Goal of the exercise:
Wherever the string "JSON" appears in the listing, copy that line.

Supplied material:
+ + + +
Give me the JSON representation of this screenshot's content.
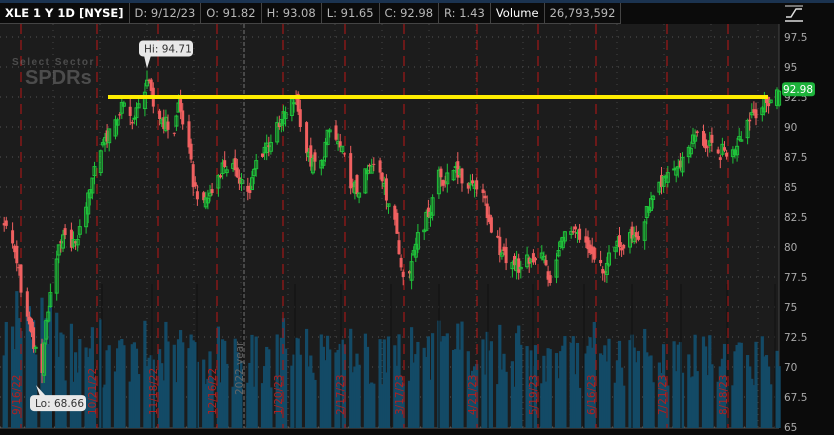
{
  "header": {
    "symbol": "XLE 1 Y 1D [NYSE]",
    "date": "D: 9/12/23",
    "open": "O: 91.82",
    "high": "H: 93.08",
    "low": "L: 91.65",
    "close": "C: 92.98",
    "range": "R: 1.43",
    "volume_label": "Volume",
    "volume_value": "26,793,592"
  },
  "toolbar": {
    "style_icon": "chart-style-icon"
  },
  "logo": {
    "line1": "Select Sector",
    "line2": "SPDRs"
  },
  "chart_data": {
    "type": "candlestick",
    "title": "XLE 1 Y 1D [NYSE]",
    "ylim": [
      65,
      97.5
    ],
    "y_ticks": [
      "65",
      "67.5",
      "70",
      "72.5",
      "75",
      "77.5",
      "80",
      "82.5",
      "85",
      "87.5",
      "90",
      "92.5",
      "95",
      "97.5"
    ],
    "x_tick_labels": [
      "9/16/22",
      "10/21/22",
      "11/18/22",
      "12/16/22",
      "2022 year",
      "1/20/23",
      "2/17/23",
      "3/17/23",
      "4/21/23",
      "5/19/23",
      "6/16/23",
      "7/21/23",
      "8/18/23"
    ],
    "grid": true,
    "annotations": {
      "high_label": "Hi: 94.71",
      "low_label": "Lo: 68.66",
      "last_price": "92.98",
      "horizontal_line_price": 92.5
    },
    "high": {
      "date": "2022-11-15",
      "value": 94.71
    },
    "low": {
      "date": "2022-09-26",
      "value": 68.66
    },
    "approx_closes": [
      [
        "2022-09-08",
        81.8
      ],
      [
        "2022-09-12",
        80.3
      ],
      [
        "2022-09-15",
        78.3
      ],
      [
        "2022-09-16",
        76.2
      ],
      [
        "2022-09-26",
        69.5
      ],
      [
        "2022-09-27",
        72
      ],
      [
        "2022-09-30",
        76.2
      ],
      [
        "2022-10-03",
        79
      ],
      [
        "2022-10-07",
        81
      ],
      [
        "2022-10-12",
        80.3
      ],
      [
        "2022-10-14",
        81.7
      ],
      [
        "2022-10-18",
        84.5
      ],
      [
        "2022-10-21",
        86.7
      ],
      [
        "2022-10-25",
        88.7
      ],
      [
        "2022-10-31",
        90.6
      ],
      [
        "2022-11-04",
        92
      ],
      [
        "2022-11-08",
        90.3
      ],
      [
        "2022-11-14",
        92.9
      ],
      [
        "2022-11-15",
        93.9
      ],
      [
        "2022-11-18",
        91.7
      ],
      [
        "2022-11-22",
        90.6
      ],
      [
        "2022-11-28",
        89.5
      ],
      [
        "2022-11-30",
        92
      ],
      [
        "2022-12-05",
        88.3
      ],
      [
        "2022-12-07",
        85
      ],
      [
        "2022-12-12",
        83.9
      ],
      [
        "2022-12-16",
        84.5
      ],
      [
        "2022-12-21",
        87
      ],
      [
        "2022-12-27",
        86.4
      ],
      [
        "2023-01-03",
        84.5
      ],
      [
        "2023-01-06",
        87.2
      ],
      [
        "2023-01-10",
        88.3
      ],
      [
        "2023-01-17",
        90
      ],
      [
        "2023-01-20",
        91.2
      ],
      [
        "2023-01-25",
        92.3
      ],
      [
        "2023-01-27",
        90
      ],
      [
        "2023-02-01",
        86.7
      ],
      [
        "2023-02-06",
        87.2
      ],
      [
        "2023-02-10",
        89.75
      ],
      [
        "2023-02-15",
        88.3
      ],
      [
        "2023-02-21",
        85
      ],
      [
        "2023-02-24",
        84.5
      ],
      [
        "2023-03-01",
        86.7
      ],
      [
        "2023-03-06",
        86.2
      ],
      [
        "2023-03-08",
        85.3
      ],
      [
        "2023-03-10",
        83.6
      ],
      [
        "2023-03-14",
        81.1
      ],
      [
        "2023-03-16",
        78.3
      ],
      [
        "2023-03-20",
        77.8
      ],
      [
        "2023-03-22",
        79.7
      ],
      [
        "2023-03-24",
        81.2
      ],
      [
        "2023-03-29",
        82.5
      ],
      [
        "2023-04-03",
        86.4
      ],
      [
        "2023-04-06",
        85.3
      ],
      [
        "2023-04-11",
        86.7
      ],
      [
        "2023-04-14",
        85.3
      ],
      [
        "2023-04-19",
        85.3
      ],
      [
        "2023-04-24",
        84.5
      ],
      [
        "2023-04-28",
        81.2
      ],
      [
        "2023-05-03",
        79.5
      ],
      [
        "2023-05-08",
        78.7
      ],
      [
        "2023-05-12",
        78.3
      ],
      [
        "2023-05-17",
        79
      ],
      [
        "2023-05-22",
        79.5
      ],
      [
        "2023-05-26",
        77
      ],
      [
        "2023-06-01",
        80.8
      ],
      [
        "2023-06-06",
        81.2
      ],
      [
        "2023-06-09",
        80.6
      ],
      [
        "2023-06-14",
        79.5
      ],
      [
        "2023-06-20",
        77.8
      ],
      [
        "2023-06-23",
        79.5
      ],
      [
        "2023-06-28",
        80
      ],
      [
        "2023-07-03",
        81.2
      ],
      [
        "2023-07-07",
        80.6
      ],
      [
        "2023-07-12",
        83.3
      ],
      [
        "2023-07-18",
        85
      ],
      [
        "2023-07-21",
        86.2
      ],
      [
        "2023-07-26",
        86.7
      ],
      [
        "2023-07-31",
        88.3
      ],
      [
        "2023-08-04",
        89.5
      ],
      [
        "2023-08-09",
        88.3
      ],
      [
        "2023-08-14",
        87.8
      ],
      [
        "2023-08-21",
        88.1
      ],
      [
        "2023-08-24",
        89.2
      ],
      [
        "2023-08-30",
        91.2
      ],
      [
        "2023-09-06",
        92
      ],
      [
        "2023-09-12",
        92.98
      ]
    ],
    "last_bar": {
      "date": "2023-09-12",
      "open": 91.82,
      "high": 93.08,
      "low": 91.65,
      "close": 92.98,
      "volume": 26793592
    }
  },
  "colors": {
    "up": "#1fc23a",
    "down": "#f06060",
    "volume": "#134a66",
    "hline": "#ffee00",
    "last_tag": "#1db33b",
    "month_marker": "#a01818"
  }
}
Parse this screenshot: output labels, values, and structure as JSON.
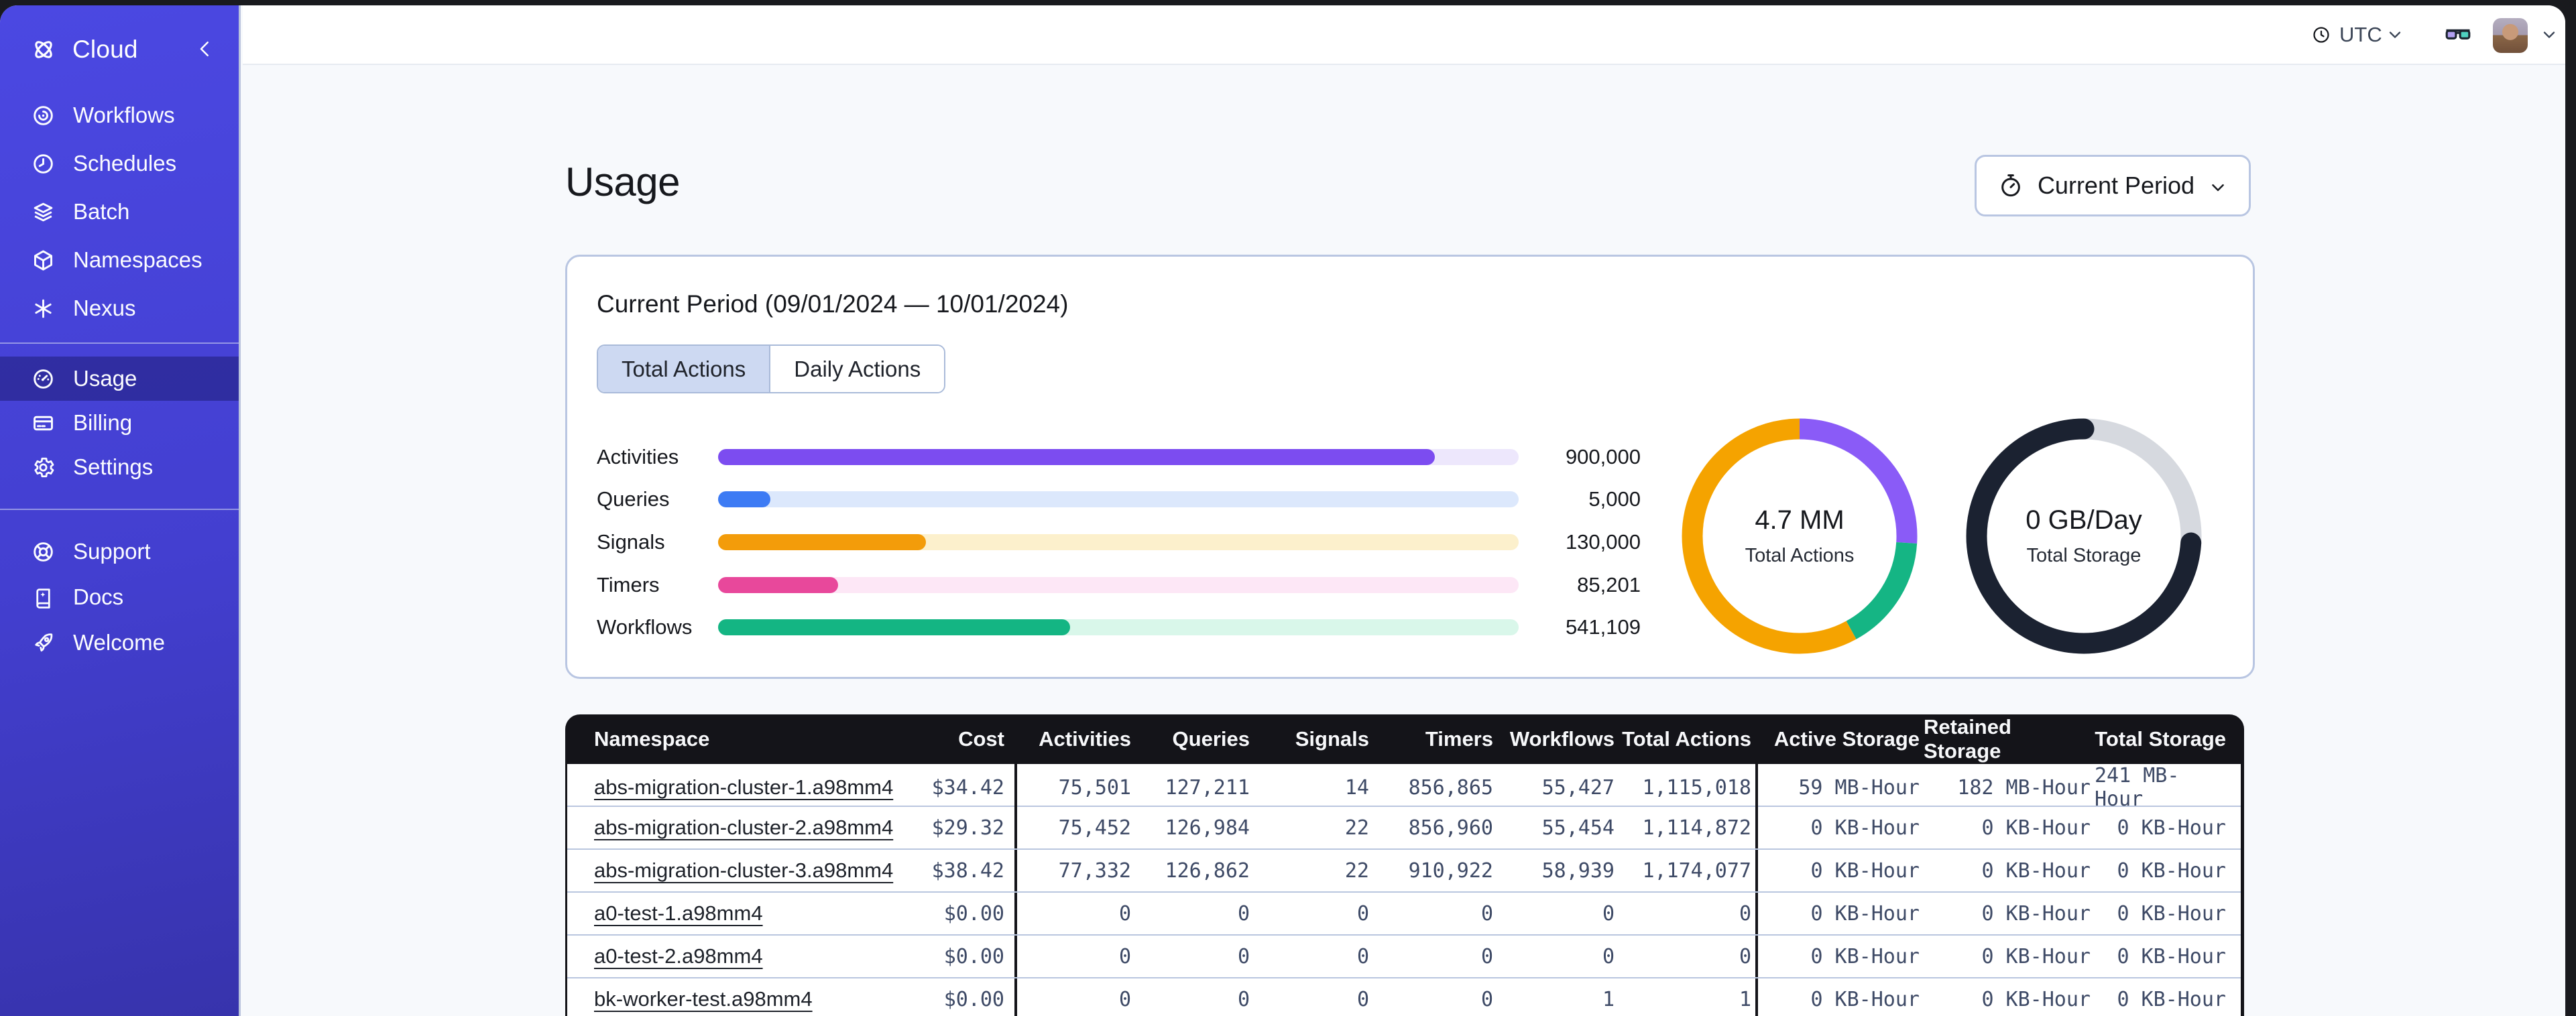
{
  "theme": {
    "sidebar_top": "#4B48E2",
    "sidebar_bottom": "#3733AC",
    "active_item_overlay": "rgba(13,12,76,0.38)",
    "main_background": "#F7F9FC",
    "card_border": "#B9C6E2",
    "table_header_background": "#141419",
    "numeric_text": "#3E4A66"
  },
  "topbar": {
    "timezone": "UTC"
  },
  "sidebar": {
    "brand": "Cloud",
    "nav": [
      {
        "label": "Workflows",
        "icon": "workflows",
        "active": false
      },
      {
        "label": "Schedules",
        "icon": "schedules",
        "active": false
      },
      {
        "label": "Batch",
        "icon": "batch",
        "active": false
      },
      {
        "label": "Namespaces",
        "icon": "namespaces",
        "active": false
      },
      {
        "label": "Nexus",
        "icon": "nexus",
        "active": false
      }
    ],
    "account": [
      {
        "label": "Usage",
        "icon": "usage",
        "active": true
      },
      {
        "label": "Billing",
        "icon": "billing",
        "active": false
      },
      {
        "label": "Settings",
        "icon": "settings",
        "active": false
      }
    ],
    "footer": [
      {
        "label": "Support",
        "icon": "support",
        "active": false
      },
      {
        "label": "Docs",
        "icon": "docs",
        "active": false
      },
      {
        "label": "Welcome",
        "icon": "welcome",
        "active": false
      }
    ]
  },
  "page": {
    "title": "Usage",
    "period_selector_label": "Current Period"
  },
  "card": {
    "title": "Current Period (09/01/2024 — 10/01/2024)",
    "tabs": [
      {
        "label": "Total Actions",
        "active": true
      },
      {
        "label": "Daily Actions",
        "active": false
      }
    ]
  },
  "chart_data": [
    {
      "type": "bar",
      "orientation": "horizontal",
      "categories": [
        "Activities",
        "Queries",
        "Signals",
        "Timers",
        "Workflows"
      ],
      "values": [
        900000,
        5000,
        130000,
        85201,
        541109
      ],
      "value_labels": [
        "900,000",
        "5,000",
        "130,000",
        "85,201",
        "541,109"
      ],
      "bar_colors": [
        "#7C4CF0",
        "#3D7BF4",
        "#F39C0A",
        "#E8489B",
        "#14B583"
      ],
      "track_colors": [
        "#EDE7FC",
        "#DCE8FC",
        "#FCF0CC",
        "#FDE7F6",
        "#D9F7EA"
      ],
      "fill_fractions": [
        0.895,
        0.065,
        0.26,
        0.15,
        0.44
      ],
      "grid": false,
      "legend": false
    },
    {
      "type": "donut",
      "center_value": "4.7 MM",
      "center_label": "Total Actions",
      "segments": [
        {
          "label": "activities",
          "percent": 26,
          "color": "#8A5BF7"
        },
        {
          "label": "workflows",
          "percent": 16,
          "color": "#15B584"
        },
        {
          "label": "signals",
          "percent": 58,
          "color": "#F5A300"
        }
      ]
    },
    {
      "type": "donut",
      "center_value": "0 GB/Day",
      "center_label": "Total Storage",
      "track_color": "#D6D9DF",
      "segments": [
        {
          "label": "storage",
          "percent": 74,
          "start_percent": 26,
          "color": "#1B2231",
          "cap": "round"
        }
      ]
    }
  ],
  "table": {
    "headers": [
      "Namespace",
      "Cost",
      "Activities",
      "Queries",
      "Signals",
      "Timers",
      "Workflows",
      "Total Actions",
      "Active Storage",
      "Retained Storage",
      "Total Storage"
    ],
    "rows": [
      [
        "abs-migration-cluster-1.a98mm4",
        "$34.42",
        "75,501",
        "127,211",
        "14",
        "856,865",
        "55,427",
        "1,115,018",
        "59 MB-Hour",
        "182 MB-Hour",
        "241 MB-Hour"
      ],
      [
        "abs-migration-cluster-2.a98mm4",
        "$29.32",
        "75,452",
        "126,984",
        "22",
        "856,960",
        "55,454",
        "1,114,872",
        "0 KB-Hour",
        "0 KB-Hour",
        "0 KB-Hour"
      ],
      [
        "abs-migration-cluster-3.a98mm4",
        "$38.42",
        "77,332",
        "126,862",
        "22",
        "910,922",
        "58,939",
        "1,174,077",
        "0 KB-Hour",
        "0 KB-Hour",
        "0 KB-Hour"
      ],
      [
        "a0-test-1.a98mm4",
        "$0.00",
        "0",
        "0",
        "0",
        "0",
        "0",
        "0",
        "0 KB-Hour",
        "0 KB-Hour",
        "0 KB-Hour"
      ],
      [
        "a0-test-2.a98mm4",
        "$0.00",
        "0",
        "0",
        "0",
        "0",
        "0",
        "0",
        "0 KB-Hour",
        "0 KB-Hour",
        "0 KB-Hour"
      ],
      [
        "bk-worker-test.a98mm4",
        "$0.00",
        "0",
        "0",
        "0",
        "0",
        "1",
        "1",
        "0 KB-Hour",
        "0 KB-Hour",
        "0 KB-Hour"
      ]
    ]
  }
}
+ + + +
Task answer:
Give me the JSON representation of this screenshot's content.
Parse this screenshot: output labels, values, and structure as JSON.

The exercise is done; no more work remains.